WHAT YOU HAVE TO DO: Look through the entries and report how many lines include the word "temperature". Give the number alone.

### RECORDED DATA

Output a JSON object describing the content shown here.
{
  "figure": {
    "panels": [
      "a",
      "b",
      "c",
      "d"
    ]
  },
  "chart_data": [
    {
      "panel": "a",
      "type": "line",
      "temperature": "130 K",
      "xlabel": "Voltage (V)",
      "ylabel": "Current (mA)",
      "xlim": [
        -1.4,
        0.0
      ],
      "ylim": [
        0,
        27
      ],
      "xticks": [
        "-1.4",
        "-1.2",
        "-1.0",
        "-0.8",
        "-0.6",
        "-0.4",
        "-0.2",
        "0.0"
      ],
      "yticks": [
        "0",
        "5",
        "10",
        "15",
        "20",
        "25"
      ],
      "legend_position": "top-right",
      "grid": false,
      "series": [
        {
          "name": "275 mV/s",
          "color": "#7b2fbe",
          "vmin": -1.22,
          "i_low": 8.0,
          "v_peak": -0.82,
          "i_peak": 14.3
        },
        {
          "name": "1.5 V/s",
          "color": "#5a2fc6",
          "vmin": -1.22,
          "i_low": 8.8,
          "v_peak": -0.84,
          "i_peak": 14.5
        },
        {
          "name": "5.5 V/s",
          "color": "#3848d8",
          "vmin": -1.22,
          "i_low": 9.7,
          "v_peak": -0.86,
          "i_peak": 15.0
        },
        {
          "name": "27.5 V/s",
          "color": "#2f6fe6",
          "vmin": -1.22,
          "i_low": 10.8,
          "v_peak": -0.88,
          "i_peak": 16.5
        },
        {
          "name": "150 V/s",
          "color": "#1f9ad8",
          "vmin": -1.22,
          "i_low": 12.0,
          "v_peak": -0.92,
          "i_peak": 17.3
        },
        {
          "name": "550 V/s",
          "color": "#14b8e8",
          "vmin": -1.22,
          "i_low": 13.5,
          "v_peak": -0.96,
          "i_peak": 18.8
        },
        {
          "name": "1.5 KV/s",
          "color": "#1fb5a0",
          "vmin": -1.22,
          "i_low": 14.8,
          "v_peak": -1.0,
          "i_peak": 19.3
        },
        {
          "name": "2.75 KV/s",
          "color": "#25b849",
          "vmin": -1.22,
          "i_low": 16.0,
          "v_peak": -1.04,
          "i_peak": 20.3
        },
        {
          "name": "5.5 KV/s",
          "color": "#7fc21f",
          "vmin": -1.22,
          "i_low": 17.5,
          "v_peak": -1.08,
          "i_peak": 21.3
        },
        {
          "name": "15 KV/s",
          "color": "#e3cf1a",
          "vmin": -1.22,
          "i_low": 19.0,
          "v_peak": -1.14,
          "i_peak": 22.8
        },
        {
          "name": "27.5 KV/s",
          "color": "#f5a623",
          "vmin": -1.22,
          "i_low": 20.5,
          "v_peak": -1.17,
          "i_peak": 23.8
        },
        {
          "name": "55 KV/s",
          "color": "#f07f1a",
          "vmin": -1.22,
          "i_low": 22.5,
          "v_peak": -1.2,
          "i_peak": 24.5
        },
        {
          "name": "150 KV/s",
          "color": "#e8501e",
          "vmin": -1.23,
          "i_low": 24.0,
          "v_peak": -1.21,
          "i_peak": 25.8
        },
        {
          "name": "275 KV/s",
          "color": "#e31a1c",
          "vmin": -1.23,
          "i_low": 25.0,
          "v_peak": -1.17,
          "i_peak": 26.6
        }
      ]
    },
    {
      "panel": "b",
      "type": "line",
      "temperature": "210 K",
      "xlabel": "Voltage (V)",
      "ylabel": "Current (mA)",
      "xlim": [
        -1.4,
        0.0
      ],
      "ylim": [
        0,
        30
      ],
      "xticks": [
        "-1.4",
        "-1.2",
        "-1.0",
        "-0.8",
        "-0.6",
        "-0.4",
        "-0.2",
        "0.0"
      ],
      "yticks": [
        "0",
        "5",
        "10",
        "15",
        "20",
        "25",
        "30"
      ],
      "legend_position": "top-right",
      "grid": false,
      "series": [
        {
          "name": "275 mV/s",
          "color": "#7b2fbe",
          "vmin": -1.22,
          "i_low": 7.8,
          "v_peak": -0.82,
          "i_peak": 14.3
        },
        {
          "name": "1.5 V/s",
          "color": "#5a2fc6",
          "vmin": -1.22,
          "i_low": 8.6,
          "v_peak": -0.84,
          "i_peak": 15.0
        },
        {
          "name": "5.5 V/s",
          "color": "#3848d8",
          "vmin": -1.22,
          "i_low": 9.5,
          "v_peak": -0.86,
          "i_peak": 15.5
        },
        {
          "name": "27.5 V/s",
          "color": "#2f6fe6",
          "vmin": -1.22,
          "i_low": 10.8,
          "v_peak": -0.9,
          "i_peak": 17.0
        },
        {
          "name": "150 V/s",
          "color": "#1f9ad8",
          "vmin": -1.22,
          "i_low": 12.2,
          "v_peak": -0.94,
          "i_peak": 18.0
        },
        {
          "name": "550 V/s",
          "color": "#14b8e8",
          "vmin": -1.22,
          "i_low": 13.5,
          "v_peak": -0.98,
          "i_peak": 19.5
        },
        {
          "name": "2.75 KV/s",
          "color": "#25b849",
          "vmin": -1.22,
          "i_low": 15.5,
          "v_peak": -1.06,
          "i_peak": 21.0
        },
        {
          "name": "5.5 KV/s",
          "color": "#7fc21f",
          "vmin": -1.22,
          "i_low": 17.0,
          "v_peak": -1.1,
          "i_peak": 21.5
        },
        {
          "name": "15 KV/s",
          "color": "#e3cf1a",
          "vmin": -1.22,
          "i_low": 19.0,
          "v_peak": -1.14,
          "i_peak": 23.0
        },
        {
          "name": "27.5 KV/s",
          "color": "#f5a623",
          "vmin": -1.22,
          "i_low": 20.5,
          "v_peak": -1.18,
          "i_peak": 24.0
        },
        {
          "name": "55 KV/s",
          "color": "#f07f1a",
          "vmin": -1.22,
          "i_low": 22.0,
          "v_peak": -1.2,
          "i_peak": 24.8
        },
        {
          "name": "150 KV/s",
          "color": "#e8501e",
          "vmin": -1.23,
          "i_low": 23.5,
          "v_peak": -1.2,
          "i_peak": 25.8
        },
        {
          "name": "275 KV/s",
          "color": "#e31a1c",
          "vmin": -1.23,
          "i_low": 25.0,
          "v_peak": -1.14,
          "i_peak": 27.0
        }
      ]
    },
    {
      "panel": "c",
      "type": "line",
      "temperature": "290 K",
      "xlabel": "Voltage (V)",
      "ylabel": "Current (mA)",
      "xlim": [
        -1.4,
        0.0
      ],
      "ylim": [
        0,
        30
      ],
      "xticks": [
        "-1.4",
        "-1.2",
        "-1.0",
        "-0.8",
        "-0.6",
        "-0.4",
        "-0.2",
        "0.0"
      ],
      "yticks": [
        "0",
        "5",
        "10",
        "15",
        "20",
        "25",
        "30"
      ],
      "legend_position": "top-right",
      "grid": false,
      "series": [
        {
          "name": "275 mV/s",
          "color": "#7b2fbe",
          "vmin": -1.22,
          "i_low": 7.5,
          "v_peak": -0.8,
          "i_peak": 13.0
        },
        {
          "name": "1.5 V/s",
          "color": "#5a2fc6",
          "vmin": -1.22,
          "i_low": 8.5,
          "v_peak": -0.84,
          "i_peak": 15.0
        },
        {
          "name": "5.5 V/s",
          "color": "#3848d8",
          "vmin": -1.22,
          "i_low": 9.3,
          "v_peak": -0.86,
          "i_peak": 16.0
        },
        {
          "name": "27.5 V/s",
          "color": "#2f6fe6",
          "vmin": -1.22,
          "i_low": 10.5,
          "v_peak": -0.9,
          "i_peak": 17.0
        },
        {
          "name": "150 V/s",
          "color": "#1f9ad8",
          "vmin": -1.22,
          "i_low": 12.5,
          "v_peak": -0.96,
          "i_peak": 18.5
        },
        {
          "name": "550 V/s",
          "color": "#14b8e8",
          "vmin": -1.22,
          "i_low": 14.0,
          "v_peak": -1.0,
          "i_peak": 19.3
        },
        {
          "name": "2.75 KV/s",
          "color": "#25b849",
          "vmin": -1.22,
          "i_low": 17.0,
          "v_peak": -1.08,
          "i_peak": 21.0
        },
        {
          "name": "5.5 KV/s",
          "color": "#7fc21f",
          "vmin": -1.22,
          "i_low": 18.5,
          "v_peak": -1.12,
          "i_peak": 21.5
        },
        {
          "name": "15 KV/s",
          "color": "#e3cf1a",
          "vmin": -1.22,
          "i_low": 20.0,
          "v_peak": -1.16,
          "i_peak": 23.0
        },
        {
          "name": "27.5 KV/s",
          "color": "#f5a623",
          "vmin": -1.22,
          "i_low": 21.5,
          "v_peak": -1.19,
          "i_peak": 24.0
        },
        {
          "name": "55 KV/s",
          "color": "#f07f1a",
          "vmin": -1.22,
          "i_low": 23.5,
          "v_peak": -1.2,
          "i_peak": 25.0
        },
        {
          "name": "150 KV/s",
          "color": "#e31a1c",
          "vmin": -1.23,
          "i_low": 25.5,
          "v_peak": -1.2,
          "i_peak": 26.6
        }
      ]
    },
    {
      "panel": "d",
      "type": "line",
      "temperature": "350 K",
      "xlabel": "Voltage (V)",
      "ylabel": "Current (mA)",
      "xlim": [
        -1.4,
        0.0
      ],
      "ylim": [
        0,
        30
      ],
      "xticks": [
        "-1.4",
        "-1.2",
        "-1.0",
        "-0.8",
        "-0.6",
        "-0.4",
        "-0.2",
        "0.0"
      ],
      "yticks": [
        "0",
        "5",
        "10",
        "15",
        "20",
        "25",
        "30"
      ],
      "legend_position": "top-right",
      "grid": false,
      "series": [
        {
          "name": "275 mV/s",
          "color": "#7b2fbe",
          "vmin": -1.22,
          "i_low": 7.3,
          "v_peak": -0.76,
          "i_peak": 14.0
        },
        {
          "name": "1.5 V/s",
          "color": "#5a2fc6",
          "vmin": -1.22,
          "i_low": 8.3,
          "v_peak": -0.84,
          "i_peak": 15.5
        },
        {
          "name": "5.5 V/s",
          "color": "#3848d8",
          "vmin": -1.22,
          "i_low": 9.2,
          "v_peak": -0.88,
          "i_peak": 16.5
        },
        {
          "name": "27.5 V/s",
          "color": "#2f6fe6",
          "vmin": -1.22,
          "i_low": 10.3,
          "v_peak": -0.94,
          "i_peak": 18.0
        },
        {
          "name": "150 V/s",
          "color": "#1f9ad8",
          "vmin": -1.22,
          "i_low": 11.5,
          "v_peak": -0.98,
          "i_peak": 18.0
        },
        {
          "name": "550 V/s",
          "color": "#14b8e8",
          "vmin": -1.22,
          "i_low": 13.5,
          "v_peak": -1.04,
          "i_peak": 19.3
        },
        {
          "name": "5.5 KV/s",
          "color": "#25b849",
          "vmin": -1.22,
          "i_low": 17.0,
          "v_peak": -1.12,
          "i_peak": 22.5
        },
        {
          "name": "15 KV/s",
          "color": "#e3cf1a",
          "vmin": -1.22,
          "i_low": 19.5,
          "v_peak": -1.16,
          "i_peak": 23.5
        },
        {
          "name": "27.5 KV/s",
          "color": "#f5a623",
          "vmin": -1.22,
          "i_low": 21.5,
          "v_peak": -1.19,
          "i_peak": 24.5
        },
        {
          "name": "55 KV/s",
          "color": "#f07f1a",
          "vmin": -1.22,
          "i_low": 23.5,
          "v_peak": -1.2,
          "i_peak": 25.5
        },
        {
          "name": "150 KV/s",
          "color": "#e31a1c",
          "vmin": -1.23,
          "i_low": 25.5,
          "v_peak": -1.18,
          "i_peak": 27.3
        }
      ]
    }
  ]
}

######

RESPONSE TO THIS TASK: 4